[Excerpt to read — start]

Credit model testing, and alternatives to traditional scoring models, can expand a lender’s universe significantly. Here’s how VantageScore says its latest model validation stacks up in tandem with the “Big Three” credit reporting agencies.
A model is only as useful as the data that goes into it – and the testing that goes on after the results are tallied.
In its “VantageScore 3.0 Annual Validation Results” for 2015, VantageScore Solutions noted that model validation has become an increasingly important part of the consumer credit landscape, with impetus from the Office of the Comptroller of the Currency’s 2011 guidance, which advises model users to implement testing and validation processes.
VantageScore, in its own validation testing on its 3.0 model, said that the model had been validated based on 4.5 million anonymous consumer credit files taken from the databases at each of the national credit reporting companies, Equifax, Experian and TransUnion. The files and their histories dated from 2012 to 2014.
According to VantageScore, its model showed “material performance lift” across three main criteria.

[Excerpt to read — finish]
[Provided records — start]

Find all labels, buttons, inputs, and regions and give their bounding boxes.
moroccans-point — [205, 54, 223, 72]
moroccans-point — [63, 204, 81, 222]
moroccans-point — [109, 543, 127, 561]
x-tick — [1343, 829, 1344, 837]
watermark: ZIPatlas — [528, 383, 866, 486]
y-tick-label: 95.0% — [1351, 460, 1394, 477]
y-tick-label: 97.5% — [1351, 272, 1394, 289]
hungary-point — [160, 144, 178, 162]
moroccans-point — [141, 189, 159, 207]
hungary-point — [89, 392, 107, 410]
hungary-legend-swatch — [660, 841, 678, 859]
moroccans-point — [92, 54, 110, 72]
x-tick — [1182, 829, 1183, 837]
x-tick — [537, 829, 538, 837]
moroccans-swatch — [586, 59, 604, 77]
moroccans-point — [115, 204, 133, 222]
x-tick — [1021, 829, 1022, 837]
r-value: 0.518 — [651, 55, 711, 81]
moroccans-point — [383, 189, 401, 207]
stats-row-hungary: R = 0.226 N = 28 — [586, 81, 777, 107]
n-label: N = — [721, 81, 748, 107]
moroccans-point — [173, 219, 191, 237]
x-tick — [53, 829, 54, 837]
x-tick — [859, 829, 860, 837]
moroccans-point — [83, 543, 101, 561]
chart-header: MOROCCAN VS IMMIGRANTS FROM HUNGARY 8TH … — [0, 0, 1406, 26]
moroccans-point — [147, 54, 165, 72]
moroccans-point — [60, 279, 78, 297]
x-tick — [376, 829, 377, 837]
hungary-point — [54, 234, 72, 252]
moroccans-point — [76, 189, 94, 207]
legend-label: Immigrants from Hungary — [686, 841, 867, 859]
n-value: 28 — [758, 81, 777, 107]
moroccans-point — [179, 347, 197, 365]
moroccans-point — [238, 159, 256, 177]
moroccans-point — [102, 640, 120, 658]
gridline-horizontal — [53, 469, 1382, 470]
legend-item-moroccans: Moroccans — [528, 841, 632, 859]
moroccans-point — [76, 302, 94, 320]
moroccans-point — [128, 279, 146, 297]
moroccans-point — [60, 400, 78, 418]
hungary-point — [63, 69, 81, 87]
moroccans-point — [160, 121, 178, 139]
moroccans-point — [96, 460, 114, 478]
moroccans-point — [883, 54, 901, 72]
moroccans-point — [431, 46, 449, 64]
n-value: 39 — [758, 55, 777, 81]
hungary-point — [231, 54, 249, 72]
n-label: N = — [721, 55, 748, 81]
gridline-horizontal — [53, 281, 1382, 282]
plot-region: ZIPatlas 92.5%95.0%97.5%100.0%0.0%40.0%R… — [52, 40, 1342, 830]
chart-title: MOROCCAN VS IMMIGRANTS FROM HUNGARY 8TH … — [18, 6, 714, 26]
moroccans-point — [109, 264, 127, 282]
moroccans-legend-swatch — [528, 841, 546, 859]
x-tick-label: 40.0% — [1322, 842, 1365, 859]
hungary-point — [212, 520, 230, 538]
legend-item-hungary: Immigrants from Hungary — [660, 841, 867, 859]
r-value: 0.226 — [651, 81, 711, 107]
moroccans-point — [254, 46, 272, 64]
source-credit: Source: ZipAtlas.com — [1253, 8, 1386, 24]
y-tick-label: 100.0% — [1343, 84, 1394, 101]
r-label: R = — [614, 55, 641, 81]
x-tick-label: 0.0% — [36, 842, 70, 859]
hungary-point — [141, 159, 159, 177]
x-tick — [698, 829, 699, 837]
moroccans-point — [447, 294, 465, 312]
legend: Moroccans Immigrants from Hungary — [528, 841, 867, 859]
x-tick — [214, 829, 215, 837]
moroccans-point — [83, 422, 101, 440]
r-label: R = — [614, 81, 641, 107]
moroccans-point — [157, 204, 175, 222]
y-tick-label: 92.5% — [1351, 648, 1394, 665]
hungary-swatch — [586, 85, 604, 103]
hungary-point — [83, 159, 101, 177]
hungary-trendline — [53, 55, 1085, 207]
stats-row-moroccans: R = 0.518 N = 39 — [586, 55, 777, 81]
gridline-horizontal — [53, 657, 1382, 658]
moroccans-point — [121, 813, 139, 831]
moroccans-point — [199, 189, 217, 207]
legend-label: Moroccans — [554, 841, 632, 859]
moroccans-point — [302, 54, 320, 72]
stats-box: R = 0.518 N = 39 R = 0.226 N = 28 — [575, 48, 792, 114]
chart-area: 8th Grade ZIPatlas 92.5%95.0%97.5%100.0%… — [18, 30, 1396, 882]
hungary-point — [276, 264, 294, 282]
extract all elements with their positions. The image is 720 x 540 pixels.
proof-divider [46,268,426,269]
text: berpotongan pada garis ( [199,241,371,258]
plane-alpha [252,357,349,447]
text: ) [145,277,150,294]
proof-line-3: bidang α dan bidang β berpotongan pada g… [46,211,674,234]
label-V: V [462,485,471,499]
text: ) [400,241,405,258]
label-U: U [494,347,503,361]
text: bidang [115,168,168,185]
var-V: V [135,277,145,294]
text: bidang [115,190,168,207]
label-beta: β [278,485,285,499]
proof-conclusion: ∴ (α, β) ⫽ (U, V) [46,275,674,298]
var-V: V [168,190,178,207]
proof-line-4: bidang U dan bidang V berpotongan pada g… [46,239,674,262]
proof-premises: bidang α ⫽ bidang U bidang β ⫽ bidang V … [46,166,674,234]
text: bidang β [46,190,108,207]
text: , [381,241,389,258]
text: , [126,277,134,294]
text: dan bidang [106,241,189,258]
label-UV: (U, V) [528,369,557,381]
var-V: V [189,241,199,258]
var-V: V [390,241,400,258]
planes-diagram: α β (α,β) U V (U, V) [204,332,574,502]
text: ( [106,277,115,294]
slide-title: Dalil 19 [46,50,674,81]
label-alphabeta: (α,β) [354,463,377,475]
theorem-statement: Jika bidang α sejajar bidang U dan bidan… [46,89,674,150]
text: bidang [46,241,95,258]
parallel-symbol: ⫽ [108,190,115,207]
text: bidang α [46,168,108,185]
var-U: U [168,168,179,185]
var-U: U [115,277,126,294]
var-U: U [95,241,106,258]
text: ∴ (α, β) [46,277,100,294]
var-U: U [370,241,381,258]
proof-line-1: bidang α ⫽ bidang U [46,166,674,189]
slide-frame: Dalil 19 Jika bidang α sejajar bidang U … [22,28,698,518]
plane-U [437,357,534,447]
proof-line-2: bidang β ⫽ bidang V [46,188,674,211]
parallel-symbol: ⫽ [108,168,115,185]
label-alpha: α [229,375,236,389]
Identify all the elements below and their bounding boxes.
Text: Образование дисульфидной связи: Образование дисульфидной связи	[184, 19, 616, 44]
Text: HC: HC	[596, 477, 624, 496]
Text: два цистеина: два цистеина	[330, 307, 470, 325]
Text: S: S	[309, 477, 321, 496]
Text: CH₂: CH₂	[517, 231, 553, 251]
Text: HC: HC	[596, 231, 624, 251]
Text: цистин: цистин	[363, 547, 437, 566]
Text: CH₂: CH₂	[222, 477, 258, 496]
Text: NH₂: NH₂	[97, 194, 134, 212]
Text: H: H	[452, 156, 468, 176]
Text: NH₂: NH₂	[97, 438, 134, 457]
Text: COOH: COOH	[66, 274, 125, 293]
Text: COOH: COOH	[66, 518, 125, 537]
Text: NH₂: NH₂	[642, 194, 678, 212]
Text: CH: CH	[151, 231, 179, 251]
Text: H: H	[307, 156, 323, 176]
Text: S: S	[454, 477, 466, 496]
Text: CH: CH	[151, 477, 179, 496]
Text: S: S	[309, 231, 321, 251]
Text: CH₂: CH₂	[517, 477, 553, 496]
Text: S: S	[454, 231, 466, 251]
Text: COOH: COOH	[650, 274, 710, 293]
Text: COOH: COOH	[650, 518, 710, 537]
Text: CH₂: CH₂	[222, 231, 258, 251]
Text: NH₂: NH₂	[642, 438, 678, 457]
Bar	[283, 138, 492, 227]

[Provided records — finish]

> **Tasks and exercises**
• A. Check each statement against the VantageScore passage: (i) the validation drew on 4.5 million anonymous consumer credit files; (ii) the files dated from 2010 to 2014; (iii) the Office of the Comptroller of the Currency issued its guidance in 2015. For each, answer yes or no and quote the words of the passage that decide it.
• B. Extract the part of the VantageScore passage starting at "A model is only" and ending at "three main criteria.".

> **Responses**
• A.
(i) Yes: "4.5 million anonymous consumer credit files"
(ii) No: "The files and their histories dated from 2012 to 2014."
(iii) No: "the Office of the Comptroller of the Currency’s 2011 guidance"

• B.
A model is only as useful as the data that goes into it – and the testing that goes on after the results are tallied.
In its “VantageScore 3.0 Annual Validation Results” for 2015, VantageScore Solutions noted that model validation has become an increasingly important part of the consumer credit landscape, with impetus from the Office of the Comptroller of the Currency’s 2011 guidance, which advises model users to implement testing and validation processes.
VantageScore, in its own validation testing on its 3.0 model, said that the model had been validated based on 4.5 million anonymous consumer credit files taken from the databases at each of the national credit reporting companies, Equifax, Experian and TransUnion. The files and their histories dated from 2012 to 2014.
According to VantageScore, its model showed “material performance lift” across three main criteria.